Dataset records:
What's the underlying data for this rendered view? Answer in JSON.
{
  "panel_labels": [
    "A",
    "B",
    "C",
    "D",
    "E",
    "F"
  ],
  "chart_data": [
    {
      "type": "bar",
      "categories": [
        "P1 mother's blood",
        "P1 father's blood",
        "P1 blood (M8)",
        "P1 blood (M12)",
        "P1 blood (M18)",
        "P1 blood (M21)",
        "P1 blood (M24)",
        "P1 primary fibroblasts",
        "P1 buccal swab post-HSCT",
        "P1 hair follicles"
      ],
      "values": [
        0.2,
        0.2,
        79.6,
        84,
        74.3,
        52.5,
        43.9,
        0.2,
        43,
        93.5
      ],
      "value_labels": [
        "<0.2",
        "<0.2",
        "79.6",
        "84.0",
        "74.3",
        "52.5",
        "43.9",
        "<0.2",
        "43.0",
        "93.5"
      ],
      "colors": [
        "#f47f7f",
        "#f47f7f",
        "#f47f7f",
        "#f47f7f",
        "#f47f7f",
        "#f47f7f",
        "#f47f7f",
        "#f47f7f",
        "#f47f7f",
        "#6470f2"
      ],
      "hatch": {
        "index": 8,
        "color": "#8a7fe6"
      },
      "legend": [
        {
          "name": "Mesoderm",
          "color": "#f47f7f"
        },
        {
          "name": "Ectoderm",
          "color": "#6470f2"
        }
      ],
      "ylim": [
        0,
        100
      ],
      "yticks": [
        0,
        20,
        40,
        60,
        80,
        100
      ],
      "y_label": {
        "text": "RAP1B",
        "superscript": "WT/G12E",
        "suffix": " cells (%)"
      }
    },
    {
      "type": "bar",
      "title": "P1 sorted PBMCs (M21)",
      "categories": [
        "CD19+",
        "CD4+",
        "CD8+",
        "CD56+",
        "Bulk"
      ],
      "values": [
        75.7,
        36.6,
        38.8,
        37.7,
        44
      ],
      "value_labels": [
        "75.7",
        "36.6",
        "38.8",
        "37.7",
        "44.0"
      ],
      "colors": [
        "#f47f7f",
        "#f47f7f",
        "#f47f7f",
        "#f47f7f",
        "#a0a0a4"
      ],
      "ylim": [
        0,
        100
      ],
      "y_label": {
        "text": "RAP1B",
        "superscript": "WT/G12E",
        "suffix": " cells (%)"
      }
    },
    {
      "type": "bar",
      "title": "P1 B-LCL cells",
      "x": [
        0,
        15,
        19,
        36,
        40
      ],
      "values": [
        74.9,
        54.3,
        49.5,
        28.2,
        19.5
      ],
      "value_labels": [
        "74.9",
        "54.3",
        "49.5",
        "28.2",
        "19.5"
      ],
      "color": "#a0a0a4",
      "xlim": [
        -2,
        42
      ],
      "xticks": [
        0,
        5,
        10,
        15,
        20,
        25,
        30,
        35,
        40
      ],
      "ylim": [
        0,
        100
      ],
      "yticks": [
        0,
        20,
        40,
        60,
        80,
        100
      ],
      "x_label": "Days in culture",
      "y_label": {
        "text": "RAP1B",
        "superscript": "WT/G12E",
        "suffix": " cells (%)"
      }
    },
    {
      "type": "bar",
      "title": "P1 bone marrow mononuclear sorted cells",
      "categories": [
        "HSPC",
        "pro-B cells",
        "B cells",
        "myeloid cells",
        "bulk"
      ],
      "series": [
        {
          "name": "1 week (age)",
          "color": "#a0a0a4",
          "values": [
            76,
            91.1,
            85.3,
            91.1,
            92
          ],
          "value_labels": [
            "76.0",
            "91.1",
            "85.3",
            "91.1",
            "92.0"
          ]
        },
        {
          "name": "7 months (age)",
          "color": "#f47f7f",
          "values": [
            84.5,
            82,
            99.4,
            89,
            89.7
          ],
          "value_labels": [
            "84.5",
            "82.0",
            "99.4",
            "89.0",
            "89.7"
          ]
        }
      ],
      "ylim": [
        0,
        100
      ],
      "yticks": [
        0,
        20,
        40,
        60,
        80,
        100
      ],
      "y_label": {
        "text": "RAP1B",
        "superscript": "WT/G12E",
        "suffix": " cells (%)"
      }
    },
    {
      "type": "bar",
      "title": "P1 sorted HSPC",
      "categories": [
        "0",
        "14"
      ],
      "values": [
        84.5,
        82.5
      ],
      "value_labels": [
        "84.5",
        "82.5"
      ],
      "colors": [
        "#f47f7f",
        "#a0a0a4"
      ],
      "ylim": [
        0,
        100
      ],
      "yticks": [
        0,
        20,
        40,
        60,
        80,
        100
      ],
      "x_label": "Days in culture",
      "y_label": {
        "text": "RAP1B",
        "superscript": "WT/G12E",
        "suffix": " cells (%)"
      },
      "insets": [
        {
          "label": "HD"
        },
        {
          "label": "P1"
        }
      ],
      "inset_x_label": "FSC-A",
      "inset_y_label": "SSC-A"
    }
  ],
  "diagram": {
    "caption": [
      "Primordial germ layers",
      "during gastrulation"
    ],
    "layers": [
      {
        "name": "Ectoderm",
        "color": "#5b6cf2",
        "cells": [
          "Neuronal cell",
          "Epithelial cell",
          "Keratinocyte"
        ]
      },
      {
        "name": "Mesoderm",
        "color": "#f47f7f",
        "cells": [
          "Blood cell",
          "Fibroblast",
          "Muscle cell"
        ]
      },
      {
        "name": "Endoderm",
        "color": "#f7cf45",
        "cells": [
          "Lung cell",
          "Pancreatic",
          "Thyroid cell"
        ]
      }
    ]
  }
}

- [DIRECTIONS]:
The expected response is every record, reproduced word for word.

- [REPLY TO THE EXERCISE]:
What's the underlying data for this rendered view? Answer in JSON.
{
  "panel_labels": [
    "A",
    "B",
    "C",
    "D",
    "E",
    "F"
  ],
  "chart_data": [
    {
      "type": "bar",
      "categories": [
        "P1 mother's blood",
        "P1 father's blood",
        "P1 blood (M8)",
        "P1 blood (M12)",
        "P1 blood (M18)",
        "P1 blood (M21)",
        "P1 blood (M24)",
        "P1 primary fibroblasts",
        "P1 buccal swab post-HSCT",
        "P1 hair follicles"
      ],
      "values": [
        0.2,
        0.2,
        79.6,
        84,
        74.3,
        52.5,
        43.9,
        0.2,
        43,
        93.5
      ],
      "value_labels": [
        "<0.2",
        "<0.2",
        "79.6",
        "84.0",
        "74.3",
        "52.5",
        "43.9",
        "<0.2",
        "43.0",
        "93.5"
      ],
      "colors": [
        "#f47f7f",
        "#f47f7f",
        "#f47f7f",
        "#f47f7f",
        "#f47f7f",
        "#f47f7f",
        "#f47f7f",
        "#f47f7f",
        "#f47f7f",
        "#6470f2"
      ],
      "hatch": {
        "index": 8,
        "color": "#8a7fe6"
      },
      "legend": [
        {
          "name": "Mesoderm",
          "color": "#f47f7f"
        },
        {
          "name": "Ectoderm",
          "color": "#6470f2"
        }
      ],
      "ylim": [
        0,
        100
      ],
      "yticks": [
        0,
        20,
        40,
        60,
        80,
        100
      ],
      "y_label": {
        "text": "RAP1B",
        "superscript": "WT/G12E",
        "suffix": " cells (%)"
      }
    },
    {
      "type": "bar",
      "title": "P1 sorted PBMCs (M21)",
      "categories": [
        "CD19+",
        "CD4+",
        "CD8+",
        "CD56+",
        "Bulk"
      ],
      "values": [
        75.7,
        36.6,
        38.8,
        37.7,
        44
      ],
      "value_labels": [
        "75.7",
        "36.6",
        "38.8",
        "37.7",
        "44.0"
      ],
      "colors": [
        "#f47f7f",
        "#f47f7f",
        "#f47f7f",
        "#f47f7f",
        "#a0a0a4"
      ],
      "ylim": [
        0,
        100
      ],
      "y_label": {
        "text": "RAP1B",
        "superscript": "WT/G12E",
        "suffix": " cells (%)"
      }
    },
    {
      "type": "bar",
      "title": "P1 B-LCL cells",
      "x": [
        0,
        15,
        19,
        36,
        40
      ],
      "values": [
        74.9,
        54.3,
        49.5,
        28.2,
        19.5
      ],
      "value_labels": [
        "74.9",
        "54.3",
        "49.5",
        "28.2",
        "19.5"
      ],
      "color": "#a0a0a4",
      "xlim": [
        -2,
        42
      ],
      "xticks": [
        0,
        5,
        10,
        15,
        20,
        25,
        30,
        35,
        40
      ],
      "ylim": [
        0,
        100
      ],
      "yticks": [
        0,
        20,
        40,
        60,
        80,
        100
      ],
      "x_label": "Days in culture",
      "y_label": {
        "text": "RAP1B",
        "superscript": "WT/G12E",
        "suffix": " cells (%)"
      }
    },
    {
      "type": "bar",
      "title": "P1 bone marrow mononuclear sorted cells",
      "categories": [
        "HSPC",
        "pro-B cells",
        "B cells",
        "myeloid cells",
        "bulk"
      ],
      "series": [
        {
          "name": "1 week (age)",
          "color": "#a0a0a4",
          "values": [
            76,
            91.1,
            85.3,
            91.1,
            92
          ],
          "value_labels": [
            "76.0",
            "91.1",
            "85.3",
            "91.1",
            "92.0"
          ]
        },
        {
          "name": "7 months (age)",
          "color": "#f47f7f",
          "values": [
            84.5,
            82,
            99.4,
            89,
            89.7
          ],
          "value_labels": [
            "84.5",
            "82.0",
            "99.4",
            "89.0",
            "89.7"
          ]
        }
      ],
      "ylim": [
        0,
        100
      ],
      "yticks": [
        0,
        20,
        40,
        60,
        80,
        100
      ],
      "y_label": {
        "text": "RAP1B",
        "superscript": "WT/G12E",
        "suffix": " cells (%)"
      }
    },
    {
      "type": "bar",
      "title": "P1 sorted HSPC",
      "categories": [
        "0",
        "14"
      ],
      "values": [
        84.5,
        82.5
      ],
      "value_labels": [
        "84.5",
        "82.5"
      ],
      "colors": [
        "#f47f7f",
        "#a0a0a4"
      ],
      "ylim": [
        0,
        100
      ],
      "yticks": [
        0,
        20,
        40,
        60,
        80,
        100
      ],
      "x_label": "Days in culture",
      "y_label": {
        "text": "RAP1B",
        "superscript": "WT/G12E",
        "suffix": " cells (%)"
      },
      "insets": [
        {
          "label": "HD"
        },
        {
          "label": "P1"
        }
      ],
      "inset_x_label": "FSC-A",
      "inset_y_label": "SSC-A"
    }
  ],
  "diagram": {
    "caption": [
      "Primordial germ layers",
      "during gastrulation"
    ],
    "layers": [
      {
        "name": "Ectoderm",
        "color": "#5b6cf2",
        "cells": [
          "Neuronal cell",
          "Epithelial cell",
          "Keratinocyte"
        ]
      },
      {
        "name": "Mesoderm",
        "color": "#f47f7f",
        "cells": [
          "Blood cell",
          "Fibroblast",
          "Muscle cell"
        ]
      },
      {
        "name": "Endoderm",
        "color": "#f7cf45",
        "cells": [
          "Lung cell",
          "Pancreatic",
          "Thyroid cell"
        ]
      }
    ]
  }
}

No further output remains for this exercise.